* 练习要求 *
**a.** 请用两句话概括下面这篇 Python 迭代器教程节选。
**b.** 请把下面这篇关于 Python 迭代器与生成器的教程节选从末尾处接着续写下去。

* 所附节选 *
>>>>>
Python3入门到精通——迭代器与生成器¶

作者： Daniel Meng

本系列教程采用知识共享署名-非商业性使用-相同方式共享 2.5 中国大陆许可协议

迭代对象与迭代器¶

一般遍历数据都会采用 for 循环的方式，但其核心在于“迭代”。能被遍历访问的对象称之为可迭代对象，由底层协议__iter__支持，内置类型 list, tuple 等都实现了该协议，Python 文档中参数形式声明为 iterable 就是指所传参数必须实现了 __iter__

在此基础上再加上 __next__ 协议，就构成了迭代器，迭代器是和 __getitem__ 协议所代表的随机访问相对的另一种集合元素访问方式，多用于一个接一个的遍历数据。此外，迭代器提供了一种惰性数据访问方式，只有当实际调用发生时才去访问、计算数据，否则只是一个声明占位

Python 的 collections.abc 模块提供了可迭代对象 Iterable 和迭代器 Iterator 两个接口

from collections.abc import Iterable, Iterator

help(Iterable)

Help on class Iterable in module collections.abc:

class Iterable(builtins.object)
 |  Methods defined here:
 |  
 |  __iter__(self)
 |  
 |  ----------------------------------------------------------------------
 |  Class methods defined here:
 |  
 |  __subclasshook__(C) from abc.ABCMeta
 |      Abstract classes can override this to customize issubclass().
 |      
 |      This is invoked early on by abc.ABCMeta.__subclasscheck__().
 |      It should return True, False or NotImplemented.  If it returns
 |      NotImplemented, the normal algorithm is used.  Otherwise, it
 |      overrides the normal algorithm (and the outcome is cached).
 |  
 |  ----------------------------------------------------------------------
 |  Data and other attributes defined here:
 |  
 |  __abstractmethods__ = frozenset({'__iter__'})

help(Iterator)

Help on class Iterator in module collections.abc:

class Iterator(Iterable)
 |  Method resolution order:
 |      Iterator
 |      Iterable
 |      builtins.object
 |  
 |  Methods defined here:
 |  
 |  __iter__(self)
 |  
 |  __next__(self)
<<<<<
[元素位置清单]
>>>>>
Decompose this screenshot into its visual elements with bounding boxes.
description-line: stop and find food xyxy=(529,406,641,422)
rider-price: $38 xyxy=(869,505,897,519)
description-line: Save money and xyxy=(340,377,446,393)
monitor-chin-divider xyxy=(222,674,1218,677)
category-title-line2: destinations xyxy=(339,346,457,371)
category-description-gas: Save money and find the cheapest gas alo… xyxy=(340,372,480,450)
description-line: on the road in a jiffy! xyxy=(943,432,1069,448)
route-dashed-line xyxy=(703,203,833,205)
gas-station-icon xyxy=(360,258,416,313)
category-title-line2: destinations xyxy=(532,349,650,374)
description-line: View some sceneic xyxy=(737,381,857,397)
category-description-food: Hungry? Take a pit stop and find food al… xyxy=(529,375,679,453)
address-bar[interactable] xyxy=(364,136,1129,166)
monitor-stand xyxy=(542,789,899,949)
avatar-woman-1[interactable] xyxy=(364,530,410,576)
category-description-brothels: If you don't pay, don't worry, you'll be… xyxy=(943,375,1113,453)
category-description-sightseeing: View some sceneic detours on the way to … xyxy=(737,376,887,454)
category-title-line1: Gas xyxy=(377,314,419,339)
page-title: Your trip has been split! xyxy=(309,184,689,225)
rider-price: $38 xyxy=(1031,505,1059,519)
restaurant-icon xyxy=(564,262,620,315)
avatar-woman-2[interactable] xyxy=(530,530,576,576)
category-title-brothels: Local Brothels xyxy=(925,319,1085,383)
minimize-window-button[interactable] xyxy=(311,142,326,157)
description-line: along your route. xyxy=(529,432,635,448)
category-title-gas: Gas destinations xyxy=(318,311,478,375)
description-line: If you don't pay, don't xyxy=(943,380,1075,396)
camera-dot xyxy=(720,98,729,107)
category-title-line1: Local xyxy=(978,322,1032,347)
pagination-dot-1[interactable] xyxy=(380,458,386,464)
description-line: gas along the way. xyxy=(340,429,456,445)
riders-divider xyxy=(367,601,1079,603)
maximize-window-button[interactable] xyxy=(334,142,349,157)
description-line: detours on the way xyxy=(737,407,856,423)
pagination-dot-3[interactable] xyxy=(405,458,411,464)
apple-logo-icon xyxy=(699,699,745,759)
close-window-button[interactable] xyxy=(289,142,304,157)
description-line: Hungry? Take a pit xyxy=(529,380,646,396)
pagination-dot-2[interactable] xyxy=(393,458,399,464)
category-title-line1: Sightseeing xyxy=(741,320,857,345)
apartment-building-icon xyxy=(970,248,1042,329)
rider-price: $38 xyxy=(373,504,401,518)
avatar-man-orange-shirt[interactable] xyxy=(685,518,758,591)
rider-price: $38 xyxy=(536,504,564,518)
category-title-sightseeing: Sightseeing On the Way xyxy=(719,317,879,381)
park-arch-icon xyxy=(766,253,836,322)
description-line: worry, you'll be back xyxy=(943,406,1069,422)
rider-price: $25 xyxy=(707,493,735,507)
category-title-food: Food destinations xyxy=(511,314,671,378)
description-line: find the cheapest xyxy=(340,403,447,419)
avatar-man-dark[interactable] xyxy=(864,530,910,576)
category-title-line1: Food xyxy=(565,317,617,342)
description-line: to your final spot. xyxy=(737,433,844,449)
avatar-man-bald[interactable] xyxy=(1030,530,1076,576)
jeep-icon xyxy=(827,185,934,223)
<<<<<
* 作答结果 *
**a.** 能被遍历访问的对象称为可迭代对象，由 __iter__ 协议支持，list、tuple 等内置类型都实现了该协议；在此基础上再加上 __next__ 协议就构成了迭代器，它提供一种只有实际调用发生时才去访问、计算数据的惰性访问方式。Python 的 collections.abc 模块提供了 Iterable 和 Iterator 两个接口，文中用 help() 列出了二者所定义的方法。

**b.**
 |      Return the next item from the iterator. When exhausted, raise StopIteration
 |  
 |  ----------------------------------------------------------------------
 |  Class methods defined here:
 |  
 |  __subclasshook__(C) from abc.ABCMeta
 |      Abstract classes can override this to customize issubclass().
 |      
 |      This is invoked early on by abc.ABCMeta.__subclasscheck__().
 |      It should return True, False or NotImplemented.  If it returns
 |      NotImplemented, the normal algorithm is used.  Otherwise, it
 |      overrides the normal algorithm (and the outcome is cached).
 |  
 |  ----------------------------------------------------------------------
 |  Data and other attributes defined here:
 |  
 |  __abstractmethods__ = frozenset({'__next__'})

迭代器是软件工程设计模式中的一种，强调迭代对象和迭代器分离，对象只实现 __iter__，迭代器里实现 __next__。__iter__ 要返回一个迭代器，可以自定义，也可以使用全局方法 iter(obj)，其会先在对象内部寻找__iter__实现，没有则尝试调用 obj 的 __getitem__

class UserList:
    def __init__(self, lst_id, form):
        self.id = lst_id
        self.form = form

    def __iter__(self):
        return UserListIterator(self.form)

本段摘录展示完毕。